Requirements: Whenever a line below holds the word "Programu", copy that line.

Input rows:
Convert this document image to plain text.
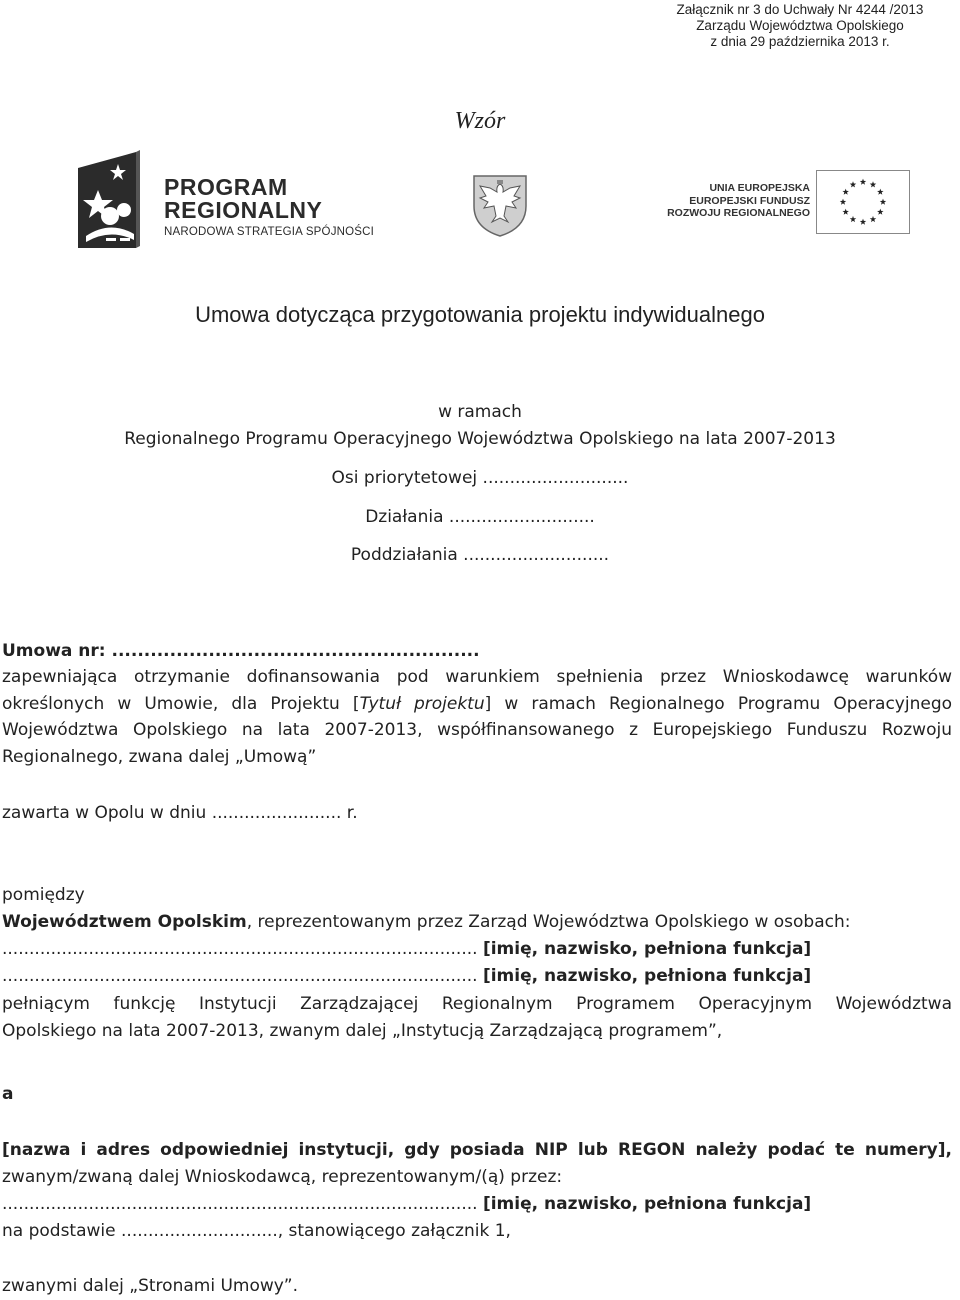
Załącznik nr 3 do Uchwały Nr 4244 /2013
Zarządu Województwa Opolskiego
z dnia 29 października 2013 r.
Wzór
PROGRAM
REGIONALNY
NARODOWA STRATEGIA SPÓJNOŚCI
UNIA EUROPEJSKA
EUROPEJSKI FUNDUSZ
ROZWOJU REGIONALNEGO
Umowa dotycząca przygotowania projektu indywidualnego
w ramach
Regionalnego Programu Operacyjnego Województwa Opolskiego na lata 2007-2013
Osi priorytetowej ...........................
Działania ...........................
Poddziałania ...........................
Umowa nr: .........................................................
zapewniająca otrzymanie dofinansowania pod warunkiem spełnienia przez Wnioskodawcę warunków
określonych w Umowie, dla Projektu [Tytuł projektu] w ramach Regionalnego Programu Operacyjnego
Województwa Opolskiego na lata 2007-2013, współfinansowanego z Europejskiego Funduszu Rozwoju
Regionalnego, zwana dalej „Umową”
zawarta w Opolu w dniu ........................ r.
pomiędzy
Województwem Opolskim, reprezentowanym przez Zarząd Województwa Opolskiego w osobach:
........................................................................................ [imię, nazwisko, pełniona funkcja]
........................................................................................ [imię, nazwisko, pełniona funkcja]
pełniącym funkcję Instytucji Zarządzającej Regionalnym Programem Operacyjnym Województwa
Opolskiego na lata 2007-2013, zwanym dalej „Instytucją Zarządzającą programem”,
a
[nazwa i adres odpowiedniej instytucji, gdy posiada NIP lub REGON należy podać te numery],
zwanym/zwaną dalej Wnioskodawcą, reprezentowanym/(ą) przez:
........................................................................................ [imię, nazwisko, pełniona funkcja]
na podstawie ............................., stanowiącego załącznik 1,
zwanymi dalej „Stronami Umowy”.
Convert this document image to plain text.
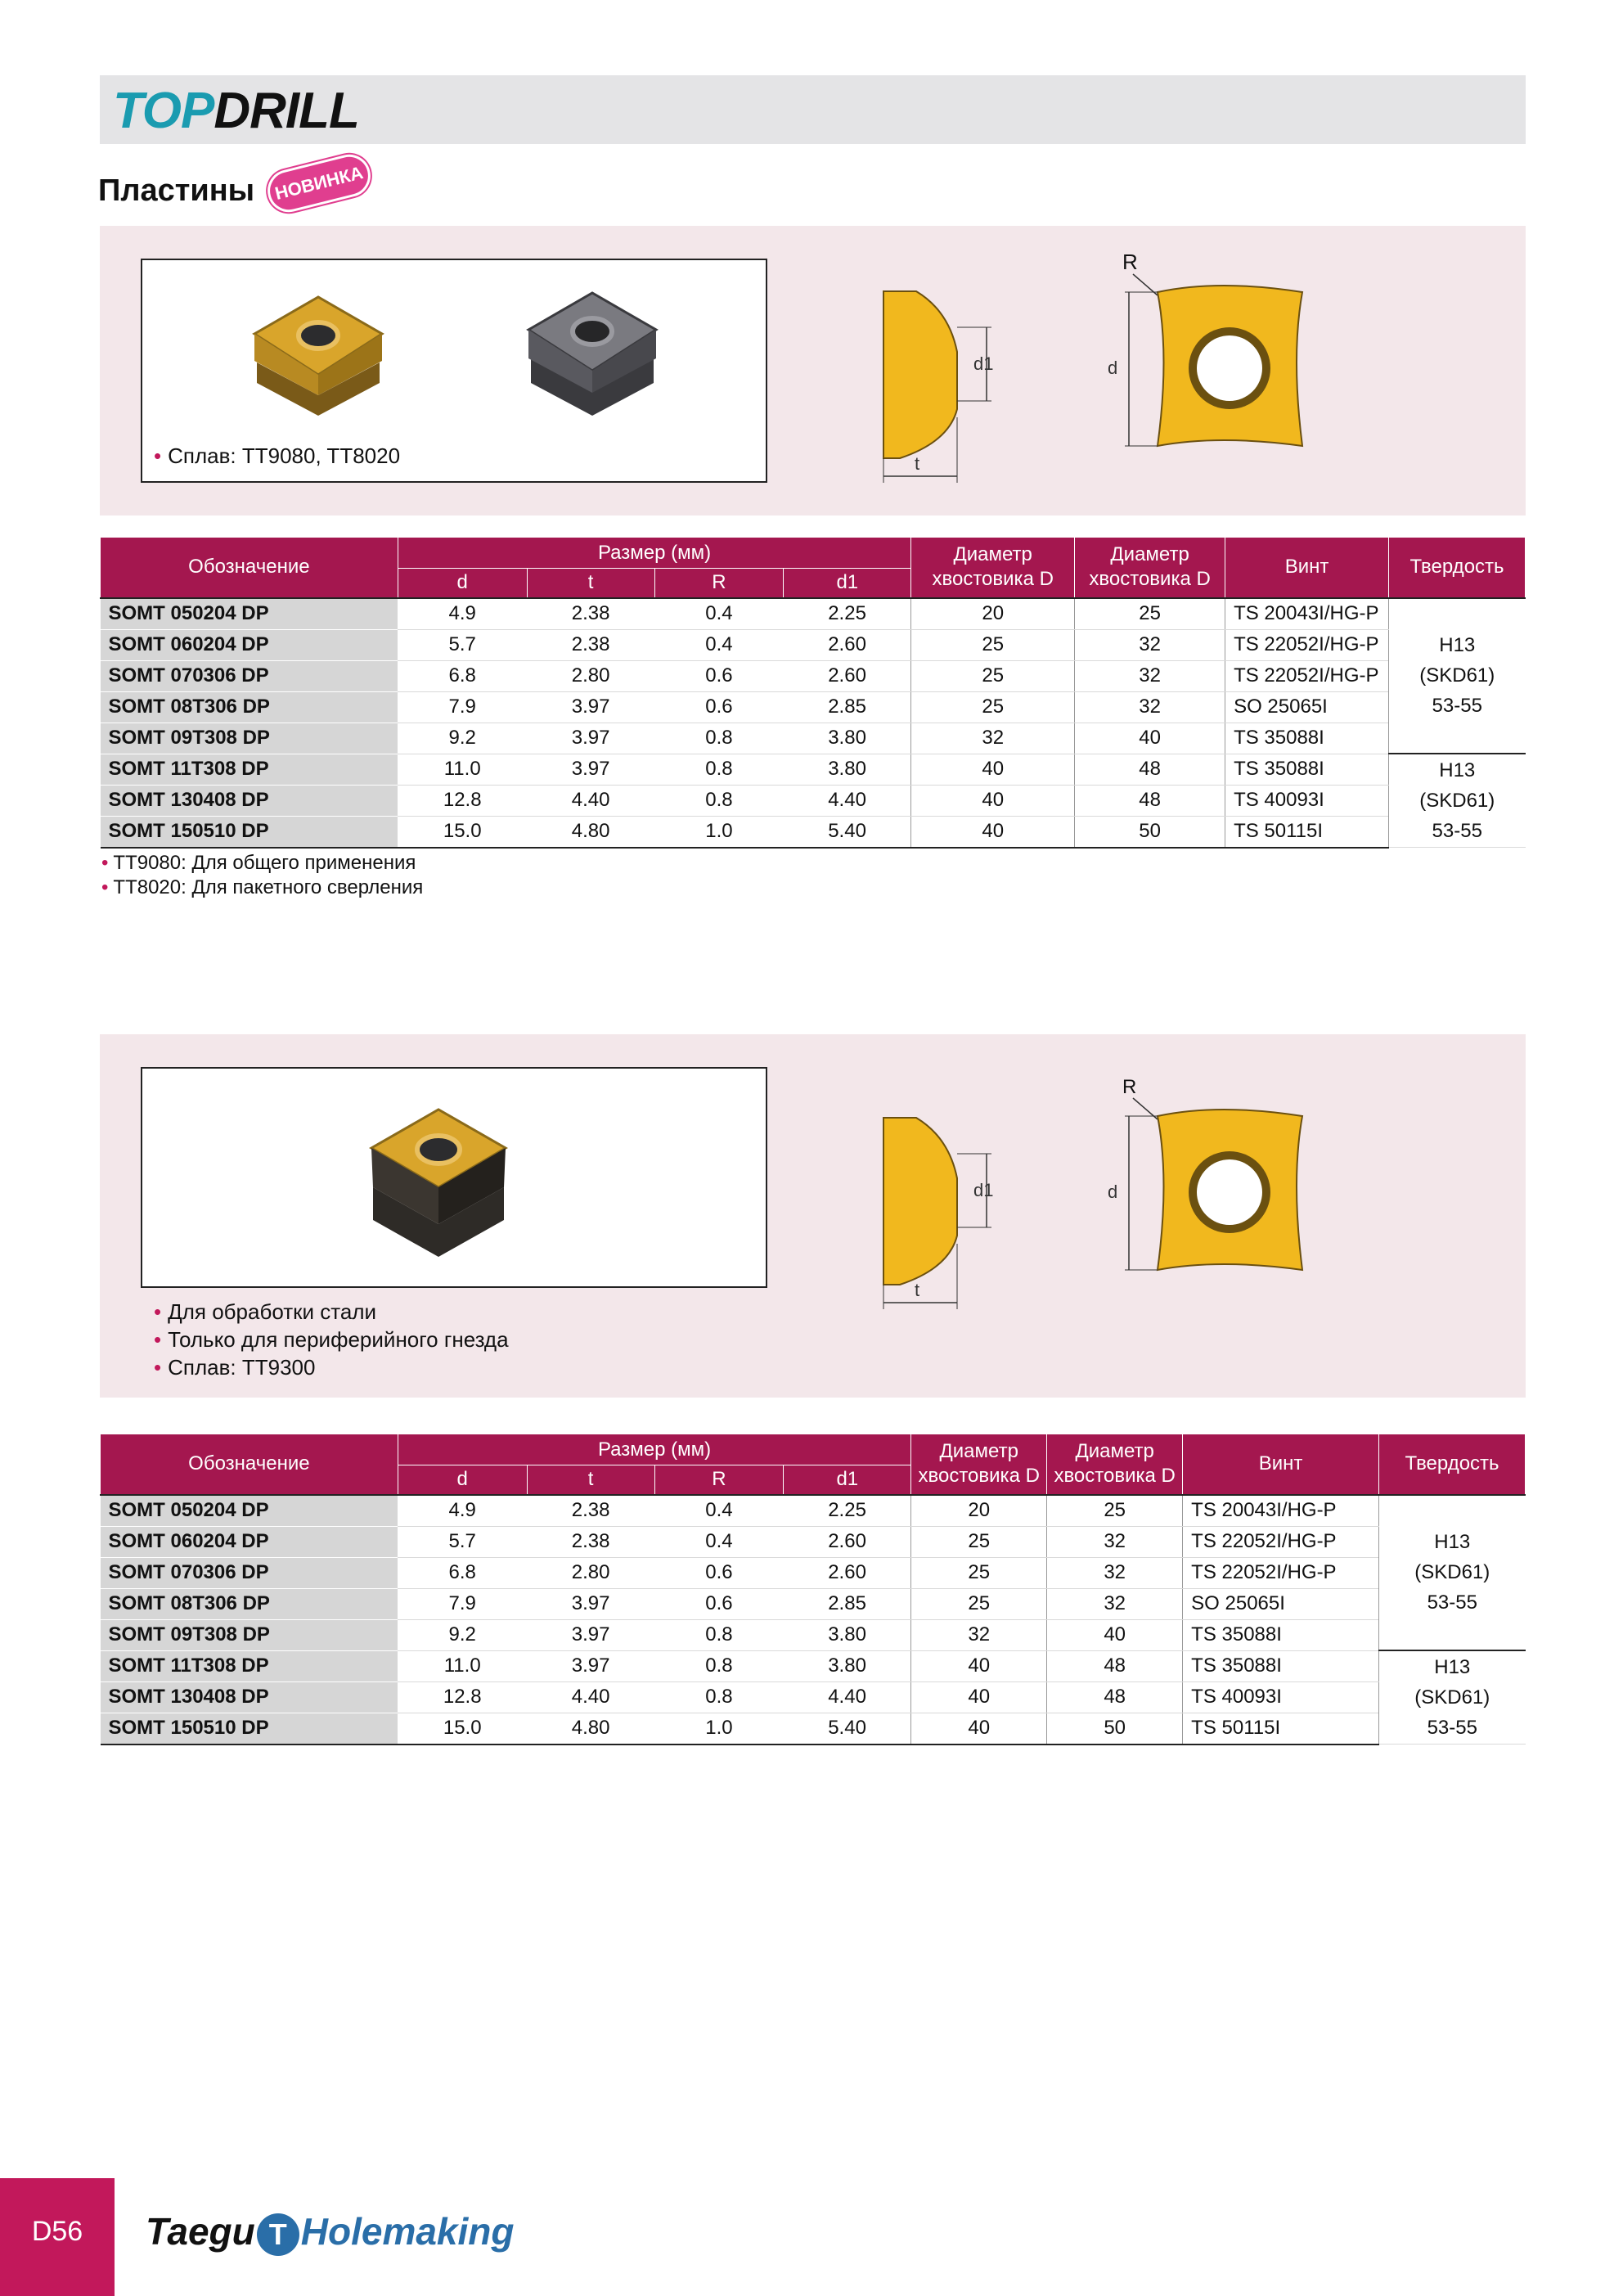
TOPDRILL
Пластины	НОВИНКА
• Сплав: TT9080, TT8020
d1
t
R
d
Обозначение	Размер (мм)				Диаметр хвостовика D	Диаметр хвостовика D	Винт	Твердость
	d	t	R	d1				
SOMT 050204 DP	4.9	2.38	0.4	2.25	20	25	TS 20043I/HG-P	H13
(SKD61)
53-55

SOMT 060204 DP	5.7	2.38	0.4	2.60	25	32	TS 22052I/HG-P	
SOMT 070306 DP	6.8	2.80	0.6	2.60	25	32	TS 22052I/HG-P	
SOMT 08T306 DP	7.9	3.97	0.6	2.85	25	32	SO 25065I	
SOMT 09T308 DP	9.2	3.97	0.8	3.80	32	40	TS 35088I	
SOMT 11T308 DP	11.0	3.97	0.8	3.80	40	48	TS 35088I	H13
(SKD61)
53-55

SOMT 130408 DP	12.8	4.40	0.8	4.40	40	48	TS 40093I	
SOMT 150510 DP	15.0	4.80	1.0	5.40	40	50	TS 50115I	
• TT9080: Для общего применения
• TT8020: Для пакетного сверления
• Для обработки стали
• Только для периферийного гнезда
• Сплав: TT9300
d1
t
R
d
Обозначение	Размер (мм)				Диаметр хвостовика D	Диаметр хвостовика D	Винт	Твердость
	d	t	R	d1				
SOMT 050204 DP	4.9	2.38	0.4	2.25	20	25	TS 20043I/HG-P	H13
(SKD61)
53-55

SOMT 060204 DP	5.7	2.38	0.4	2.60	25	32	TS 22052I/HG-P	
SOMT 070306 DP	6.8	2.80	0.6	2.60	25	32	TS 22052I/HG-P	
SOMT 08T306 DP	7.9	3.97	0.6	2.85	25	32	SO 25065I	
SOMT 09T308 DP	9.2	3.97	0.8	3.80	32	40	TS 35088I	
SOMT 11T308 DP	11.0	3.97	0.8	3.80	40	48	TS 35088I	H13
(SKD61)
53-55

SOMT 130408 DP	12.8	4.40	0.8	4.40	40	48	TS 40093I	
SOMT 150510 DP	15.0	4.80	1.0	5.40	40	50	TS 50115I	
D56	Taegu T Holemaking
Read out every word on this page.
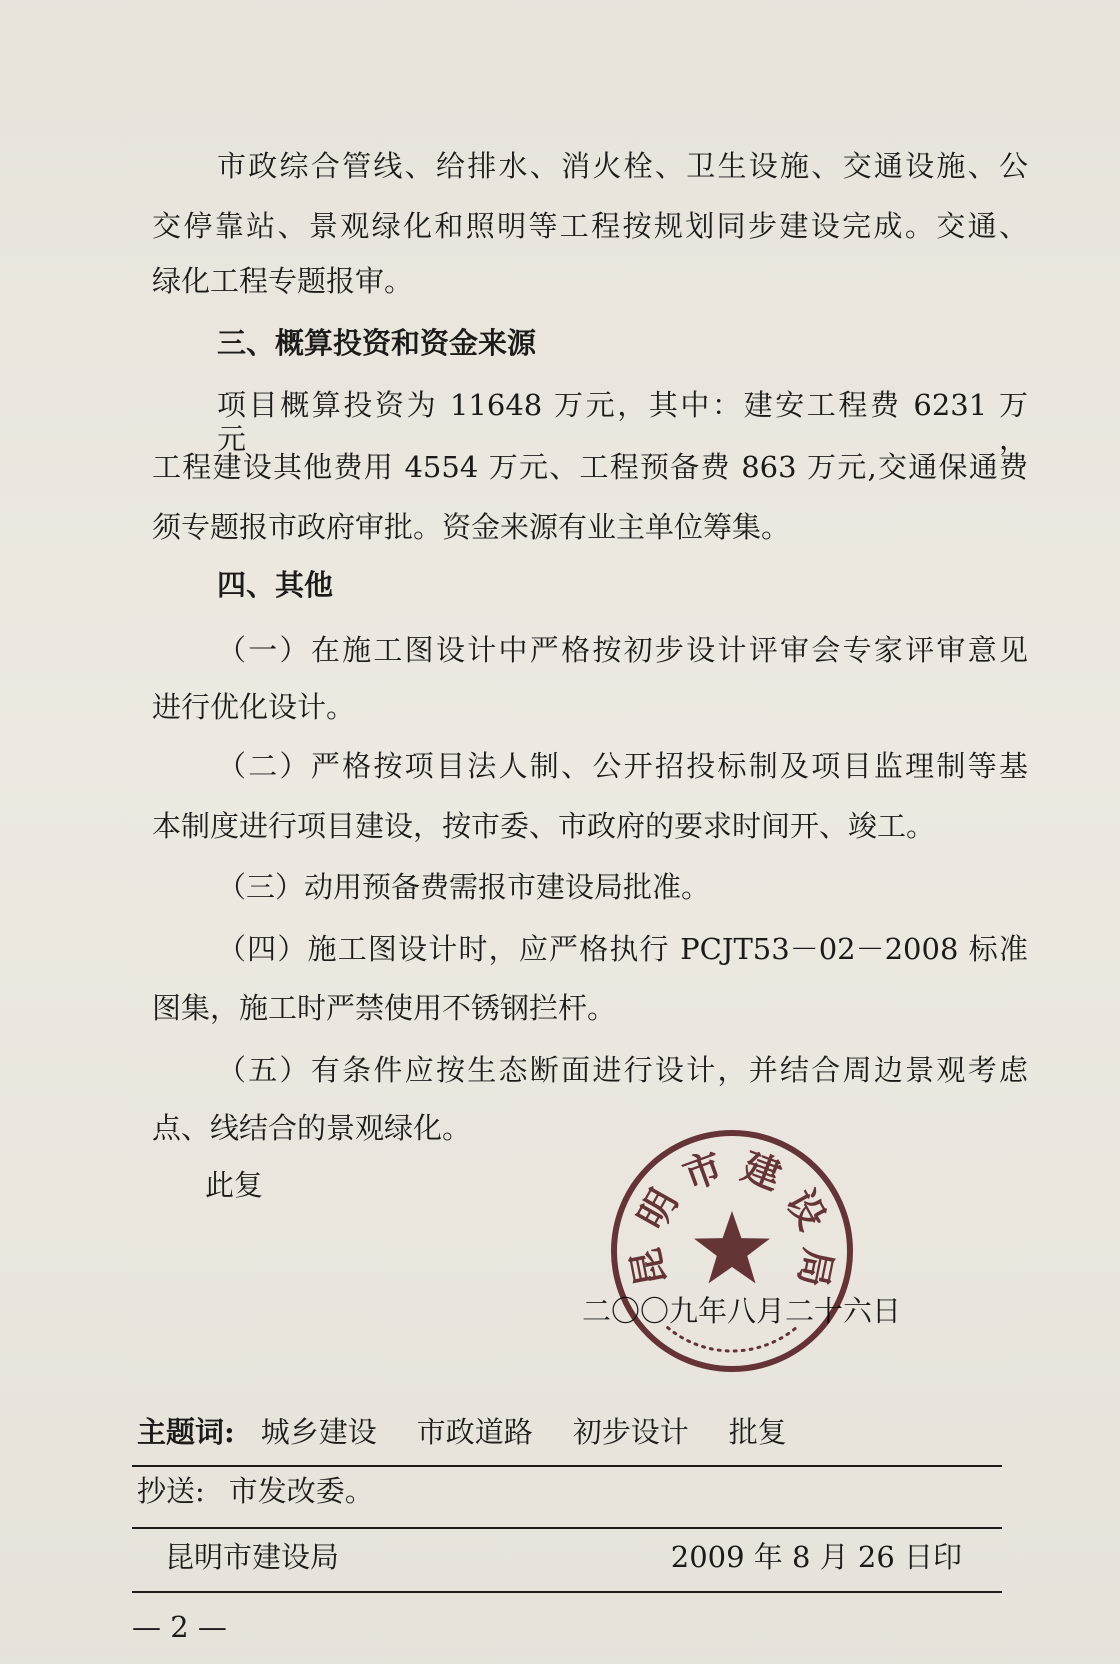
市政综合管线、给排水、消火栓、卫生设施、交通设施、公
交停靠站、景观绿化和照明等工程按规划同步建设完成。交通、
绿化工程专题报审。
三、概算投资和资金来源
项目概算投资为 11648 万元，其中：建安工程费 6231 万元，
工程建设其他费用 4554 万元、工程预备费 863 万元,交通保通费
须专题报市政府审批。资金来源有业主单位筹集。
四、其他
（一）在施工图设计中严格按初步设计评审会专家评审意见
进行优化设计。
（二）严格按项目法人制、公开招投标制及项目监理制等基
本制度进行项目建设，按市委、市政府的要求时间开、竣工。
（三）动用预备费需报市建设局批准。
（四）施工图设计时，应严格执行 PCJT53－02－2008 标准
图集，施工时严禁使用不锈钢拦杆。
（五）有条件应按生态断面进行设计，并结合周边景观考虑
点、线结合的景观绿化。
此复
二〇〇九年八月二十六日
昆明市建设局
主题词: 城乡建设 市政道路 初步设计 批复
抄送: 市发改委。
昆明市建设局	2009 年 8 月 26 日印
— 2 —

Reply:
Regionalnego Programu Operacyjnego Województwa Opolskiego na lata 2007-2013
określonych w Umowie, dla Projektu [Tytuł projektu] w ramach Regionalnego Programu Operacyjnego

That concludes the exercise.